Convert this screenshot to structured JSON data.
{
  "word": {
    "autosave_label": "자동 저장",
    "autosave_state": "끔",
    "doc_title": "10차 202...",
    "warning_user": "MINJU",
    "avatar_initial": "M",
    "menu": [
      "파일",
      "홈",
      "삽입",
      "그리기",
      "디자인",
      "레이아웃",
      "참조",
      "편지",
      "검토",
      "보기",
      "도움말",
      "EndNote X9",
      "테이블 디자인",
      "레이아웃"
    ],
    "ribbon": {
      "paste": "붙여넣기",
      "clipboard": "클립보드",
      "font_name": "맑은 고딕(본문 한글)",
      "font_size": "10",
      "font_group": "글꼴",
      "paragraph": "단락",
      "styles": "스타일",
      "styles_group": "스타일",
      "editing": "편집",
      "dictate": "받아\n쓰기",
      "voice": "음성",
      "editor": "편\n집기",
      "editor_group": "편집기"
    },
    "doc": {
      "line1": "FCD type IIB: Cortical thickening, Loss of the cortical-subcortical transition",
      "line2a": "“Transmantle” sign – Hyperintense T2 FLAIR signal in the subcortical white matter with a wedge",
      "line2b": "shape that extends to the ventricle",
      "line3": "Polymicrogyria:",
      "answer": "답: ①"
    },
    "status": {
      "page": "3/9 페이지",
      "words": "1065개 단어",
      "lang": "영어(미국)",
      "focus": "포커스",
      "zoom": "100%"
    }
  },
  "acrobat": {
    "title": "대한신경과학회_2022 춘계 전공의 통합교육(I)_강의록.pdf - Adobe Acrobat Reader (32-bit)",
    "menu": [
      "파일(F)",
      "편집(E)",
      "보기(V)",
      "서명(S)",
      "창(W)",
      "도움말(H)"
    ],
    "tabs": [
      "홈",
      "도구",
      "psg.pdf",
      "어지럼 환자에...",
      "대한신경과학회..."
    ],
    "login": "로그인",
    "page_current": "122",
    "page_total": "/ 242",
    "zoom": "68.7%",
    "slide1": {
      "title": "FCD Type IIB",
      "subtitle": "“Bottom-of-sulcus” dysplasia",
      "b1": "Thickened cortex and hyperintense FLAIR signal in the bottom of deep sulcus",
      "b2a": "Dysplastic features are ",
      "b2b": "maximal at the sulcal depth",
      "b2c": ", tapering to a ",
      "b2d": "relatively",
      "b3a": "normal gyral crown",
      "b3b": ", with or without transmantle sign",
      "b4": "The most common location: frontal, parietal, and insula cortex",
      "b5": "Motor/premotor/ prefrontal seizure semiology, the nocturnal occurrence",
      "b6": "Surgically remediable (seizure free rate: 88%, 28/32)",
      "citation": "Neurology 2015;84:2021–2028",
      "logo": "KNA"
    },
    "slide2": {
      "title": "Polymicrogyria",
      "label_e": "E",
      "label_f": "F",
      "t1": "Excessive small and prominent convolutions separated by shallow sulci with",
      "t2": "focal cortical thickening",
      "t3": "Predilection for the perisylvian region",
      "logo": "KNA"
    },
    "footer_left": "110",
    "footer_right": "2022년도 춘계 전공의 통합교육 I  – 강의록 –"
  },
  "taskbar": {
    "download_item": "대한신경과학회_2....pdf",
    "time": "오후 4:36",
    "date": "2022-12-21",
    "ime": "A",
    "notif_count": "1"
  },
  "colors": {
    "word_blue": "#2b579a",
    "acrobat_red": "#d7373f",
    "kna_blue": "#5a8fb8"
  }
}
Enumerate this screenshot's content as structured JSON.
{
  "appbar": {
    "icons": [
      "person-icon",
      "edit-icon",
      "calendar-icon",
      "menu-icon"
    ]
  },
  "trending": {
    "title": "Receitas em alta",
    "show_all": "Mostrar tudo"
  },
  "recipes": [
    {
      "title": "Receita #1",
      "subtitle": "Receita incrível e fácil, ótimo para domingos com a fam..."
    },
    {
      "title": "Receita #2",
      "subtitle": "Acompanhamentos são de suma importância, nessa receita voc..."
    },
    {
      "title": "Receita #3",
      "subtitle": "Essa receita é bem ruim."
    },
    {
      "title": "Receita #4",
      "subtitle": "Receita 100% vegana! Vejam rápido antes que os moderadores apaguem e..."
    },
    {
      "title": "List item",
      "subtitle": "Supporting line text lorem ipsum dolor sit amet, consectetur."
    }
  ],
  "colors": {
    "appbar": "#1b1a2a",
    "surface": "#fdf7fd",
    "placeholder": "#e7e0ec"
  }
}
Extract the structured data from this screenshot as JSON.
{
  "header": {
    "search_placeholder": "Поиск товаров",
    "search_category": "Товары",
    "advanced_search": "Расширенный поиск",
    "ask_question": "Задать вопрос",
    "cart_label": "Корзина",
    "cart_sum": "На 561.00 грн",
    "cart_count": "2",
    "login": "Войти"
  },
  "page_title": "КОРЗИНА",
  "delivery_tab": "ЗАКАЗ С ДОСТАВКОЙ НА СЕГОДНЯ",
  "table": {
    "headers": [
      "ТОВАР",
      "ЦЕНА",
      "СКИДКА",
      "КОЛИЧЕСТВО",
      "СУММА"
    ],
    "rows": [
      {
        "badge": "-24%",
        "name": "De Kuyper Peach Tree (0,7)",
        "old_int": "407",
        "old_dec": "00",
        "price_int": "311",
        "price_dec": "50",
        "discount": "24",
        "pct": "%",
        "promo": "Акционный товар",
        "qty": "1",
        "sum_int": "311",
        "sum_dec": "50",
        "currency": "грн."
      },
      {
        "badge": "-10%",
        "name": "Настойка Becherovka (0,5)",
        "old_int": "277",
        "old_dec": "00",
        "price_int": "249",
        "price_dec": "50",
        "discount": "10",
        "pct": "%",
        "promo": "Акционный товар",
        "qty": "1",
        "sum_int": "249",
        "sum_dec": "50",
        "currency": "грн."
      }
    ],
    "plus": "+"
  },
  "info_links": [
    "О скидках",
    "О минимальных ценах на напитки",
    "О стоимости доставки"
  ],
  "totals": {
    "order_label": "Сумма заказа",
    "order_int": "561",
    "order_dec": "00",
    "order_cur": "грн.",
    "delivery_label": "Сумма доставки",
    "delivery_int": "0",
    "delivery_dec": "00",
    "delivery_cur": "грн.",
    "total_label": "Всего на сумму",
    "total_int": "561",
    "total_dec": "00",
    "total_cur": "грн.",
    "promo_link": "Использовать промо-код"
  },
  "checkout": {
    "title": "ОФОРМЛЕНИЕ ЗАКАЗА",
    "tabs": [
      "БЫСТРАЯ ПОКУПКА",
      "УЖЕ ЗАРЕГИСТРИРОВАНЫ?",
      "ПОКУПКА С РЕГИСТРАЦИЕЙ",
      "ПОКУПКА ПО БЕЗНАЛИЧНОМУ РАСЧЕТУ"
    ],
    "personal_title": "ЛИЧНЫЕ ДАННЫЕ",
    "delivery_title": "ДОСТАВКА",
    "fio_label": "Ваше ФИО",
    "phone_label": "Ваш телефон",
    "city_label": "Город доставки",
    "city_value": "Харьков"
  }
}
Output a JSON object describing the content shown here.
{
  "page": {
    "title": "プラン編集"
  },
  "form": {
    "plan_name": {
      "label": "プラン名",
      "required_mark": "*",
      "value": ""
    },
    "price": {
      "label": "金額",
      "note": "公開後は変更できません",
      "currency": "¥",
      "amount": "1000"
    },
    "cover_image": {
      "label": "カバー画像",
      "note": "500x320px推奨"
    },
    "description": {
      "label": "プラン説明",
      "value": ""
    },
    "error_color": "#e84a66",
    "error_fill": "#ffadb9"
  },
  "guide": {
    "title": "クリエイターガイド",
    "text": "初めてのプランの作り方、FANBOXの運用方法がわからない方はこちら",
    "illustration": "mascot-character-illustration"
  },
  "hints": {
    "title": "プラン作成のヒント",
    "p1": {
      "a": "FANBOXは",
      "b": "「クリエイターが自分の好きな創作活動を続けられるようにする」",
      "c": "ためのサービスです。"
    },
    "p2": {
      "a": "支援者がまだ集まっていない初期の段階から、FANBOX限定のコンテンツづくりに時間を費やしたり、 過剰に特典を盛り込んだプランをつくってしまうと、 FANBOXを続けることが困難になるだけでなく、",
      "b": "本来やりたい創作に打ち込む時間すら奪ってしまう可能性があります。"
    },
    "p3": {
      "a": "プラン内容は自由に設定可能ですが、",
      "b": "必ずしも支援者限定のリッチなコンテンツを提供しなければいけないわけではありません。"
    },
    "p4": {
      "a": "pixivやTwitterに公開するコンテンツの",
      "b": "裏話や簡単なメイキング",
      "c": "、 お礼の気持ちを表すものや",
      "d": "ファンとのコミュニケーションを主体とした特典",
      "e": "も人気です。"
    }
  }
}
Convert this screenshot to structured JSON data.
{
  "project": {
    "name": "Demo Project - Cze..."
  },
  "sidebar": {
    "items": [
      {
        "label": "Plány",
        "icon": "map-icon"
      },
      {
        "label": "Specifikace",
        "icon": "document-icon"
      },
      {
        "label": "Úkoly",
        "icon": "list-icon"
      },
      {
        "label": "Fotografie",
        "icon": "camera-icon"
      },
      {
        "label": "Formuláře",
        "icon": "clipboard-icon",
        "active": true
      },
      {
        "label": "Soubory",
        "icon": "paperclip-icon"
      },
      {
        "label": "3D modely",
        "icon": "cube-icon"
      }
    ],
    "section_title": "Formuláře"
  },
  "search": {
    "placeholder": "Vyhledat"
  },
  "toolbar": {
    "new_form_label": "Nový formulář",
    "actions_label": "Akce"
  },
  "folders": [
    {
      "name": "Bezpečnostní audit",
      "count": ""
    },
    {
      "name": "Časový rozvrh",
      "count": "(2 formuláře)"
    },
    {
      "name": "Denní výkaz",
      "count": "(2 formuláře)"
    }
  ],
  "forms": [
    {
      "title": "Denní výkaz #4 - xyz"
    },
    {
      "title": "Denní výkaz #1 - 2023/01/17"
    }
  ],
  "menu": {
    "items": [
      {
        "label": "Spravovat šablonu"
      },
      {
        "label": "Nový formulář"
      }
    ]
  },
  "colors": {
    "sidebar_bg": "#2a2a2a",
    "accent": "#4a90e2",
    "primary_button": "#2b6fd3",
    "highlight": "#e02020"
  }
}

========

> **PROBLEM STATEMENT**
Return every line above that contains the word "výkaz".

> **RESULT FOR THIS TASK**
      "name": "Denní výkaz",
      "title": "Denní výkaz #4 - xyz"
      "title": "Denní výkaz #1 - 2023/01/17"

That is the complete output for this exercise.